* **EXERCISE DESCRIPTION**
Reproduce the lines below without any change, starting with the line containing "- data-point: [936, 260, 955, 269]" and continuing through the line containing "- data-point: [856, 266, 876, 275]".

[Layout element entries]
========================

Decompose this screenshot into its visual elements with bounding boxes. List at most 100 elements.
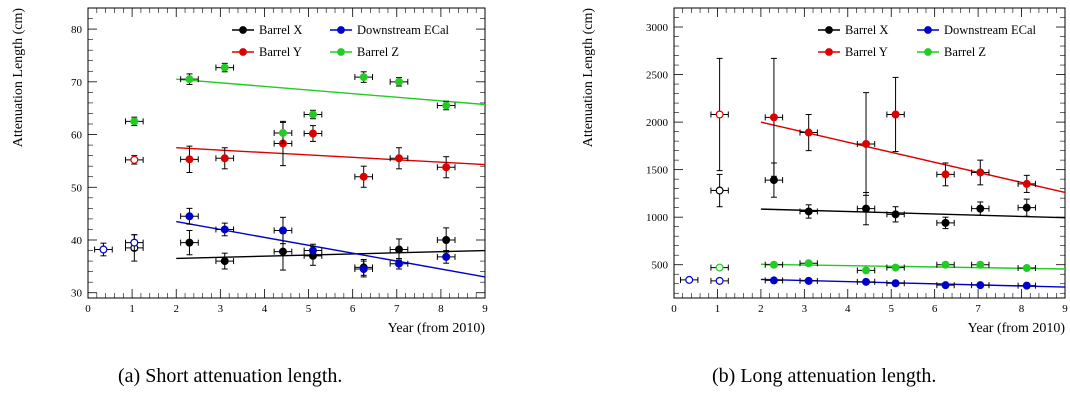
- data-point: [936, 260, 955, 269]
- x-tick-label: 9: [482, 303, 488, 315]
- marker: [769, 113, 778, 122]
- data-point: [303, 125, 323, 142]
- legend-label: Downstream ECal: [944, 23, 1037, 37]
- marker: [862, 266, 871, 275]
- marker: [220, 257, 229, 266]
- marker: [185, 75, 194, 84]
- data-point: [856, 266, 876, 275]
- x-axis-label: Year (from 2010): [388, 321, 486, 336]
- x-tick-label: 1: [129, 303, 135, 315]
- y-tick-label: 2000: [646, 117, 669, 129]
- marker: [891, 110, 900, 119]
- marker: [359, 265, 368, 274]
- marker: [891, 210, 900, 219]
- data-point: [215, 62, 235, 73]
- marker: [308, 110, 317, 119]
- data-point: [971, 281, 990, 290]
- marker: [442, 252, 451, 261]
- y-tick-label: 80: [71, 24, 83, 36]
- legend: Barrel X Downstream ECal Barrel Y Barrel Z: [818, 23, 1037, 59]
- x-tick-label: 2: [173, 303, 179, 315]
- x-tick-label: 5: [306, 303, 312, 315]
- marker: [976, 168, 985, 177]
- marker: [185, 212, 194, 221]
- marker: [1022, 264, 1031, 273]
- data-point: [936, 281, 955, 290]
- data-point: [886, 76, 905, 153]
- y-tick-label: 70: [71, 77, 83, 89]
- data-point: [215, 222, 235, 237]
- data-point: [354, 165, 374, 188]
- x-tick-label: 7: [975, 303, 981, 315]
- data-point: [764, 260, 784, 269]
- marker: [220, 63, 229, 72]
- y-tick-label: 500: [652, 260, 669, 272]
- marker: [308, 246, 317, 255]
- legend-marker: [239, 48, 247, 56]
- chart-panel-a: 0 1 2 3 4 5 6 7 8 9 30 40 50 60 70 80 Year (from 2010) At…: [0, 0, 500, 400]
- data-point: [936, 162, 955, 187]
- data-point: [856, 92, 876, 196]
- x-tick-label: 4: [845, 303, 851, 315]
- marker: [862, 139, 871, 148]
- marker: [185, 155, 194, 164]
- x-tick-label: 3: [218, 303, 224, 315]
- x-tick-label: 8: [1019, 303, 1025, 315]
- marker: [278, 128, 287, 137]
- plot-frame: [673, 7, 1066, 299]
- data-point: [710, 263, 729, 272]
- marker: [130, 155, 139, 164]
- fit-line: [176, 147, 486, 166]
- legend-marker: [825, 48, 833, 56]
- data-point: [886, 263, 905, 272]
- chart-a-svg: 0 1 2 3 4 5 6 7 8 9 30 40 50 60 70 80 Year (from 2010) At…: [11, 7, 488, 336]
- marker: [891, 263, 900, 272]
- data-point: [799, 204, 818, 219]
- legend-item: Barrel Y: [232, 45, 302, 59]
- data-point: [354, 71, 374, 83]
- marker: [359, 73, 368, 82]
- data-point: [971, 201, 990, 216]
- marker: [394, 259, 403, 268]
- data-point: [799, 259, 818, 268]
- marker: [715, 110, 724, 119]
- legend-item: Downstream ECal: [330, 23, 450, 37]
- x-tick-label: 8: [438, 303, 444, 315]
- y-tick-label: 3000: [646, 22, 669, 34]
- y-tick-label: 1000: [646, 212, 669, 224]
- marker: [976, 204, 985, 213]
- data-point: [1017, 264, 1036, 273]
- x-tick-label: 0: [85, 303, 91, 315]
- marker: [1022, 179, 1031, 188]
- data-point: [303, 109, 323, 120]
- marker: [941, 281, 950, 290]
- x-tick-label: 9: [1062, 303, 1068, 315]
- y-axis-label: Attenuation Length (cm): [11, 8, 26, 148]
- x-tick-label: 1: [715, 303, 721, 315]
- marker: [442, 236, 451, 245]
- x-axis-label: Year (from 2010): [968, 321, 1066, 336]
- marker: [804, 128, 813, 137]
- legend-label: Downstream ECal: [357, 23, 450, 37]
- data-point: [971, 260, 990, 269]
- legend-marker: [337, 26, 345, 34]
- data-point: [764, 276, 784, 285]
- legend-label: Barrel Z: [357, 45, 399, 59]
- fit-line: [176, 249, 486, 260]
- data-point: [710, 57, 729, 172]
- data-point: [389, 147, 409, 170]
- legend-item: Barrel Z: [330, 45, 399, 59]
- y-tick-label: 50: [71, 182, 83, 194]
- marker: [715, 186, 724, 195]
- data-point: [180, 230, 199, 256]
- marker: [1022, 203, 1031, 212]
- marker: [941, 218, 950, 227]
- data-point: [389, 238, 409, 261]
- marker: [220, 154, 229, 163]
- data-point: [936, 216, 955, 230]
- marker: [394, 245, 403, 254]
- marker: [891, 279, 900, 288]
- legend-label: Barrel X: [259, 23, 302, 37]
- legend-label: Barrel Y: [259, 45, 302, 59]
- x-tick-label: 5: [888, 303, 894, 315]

========================

* **FULL ANSWER**
- data-point: [936, 260, 955, 269]
- x-tick-label: 9: [482, 303, 488, 315]
- marker: [769, 113, 778, 122]
- data-point: [303, 125, 323, 142]
- legend-label: Downstream ECal: [944, 23, 1037, 37]
- marker: [862, 266, 871, 275]
- marker: [220, 257, 229, 266]
- marker: [185, 75, 194, 84]
- data-point: [856, 266, 876, 275]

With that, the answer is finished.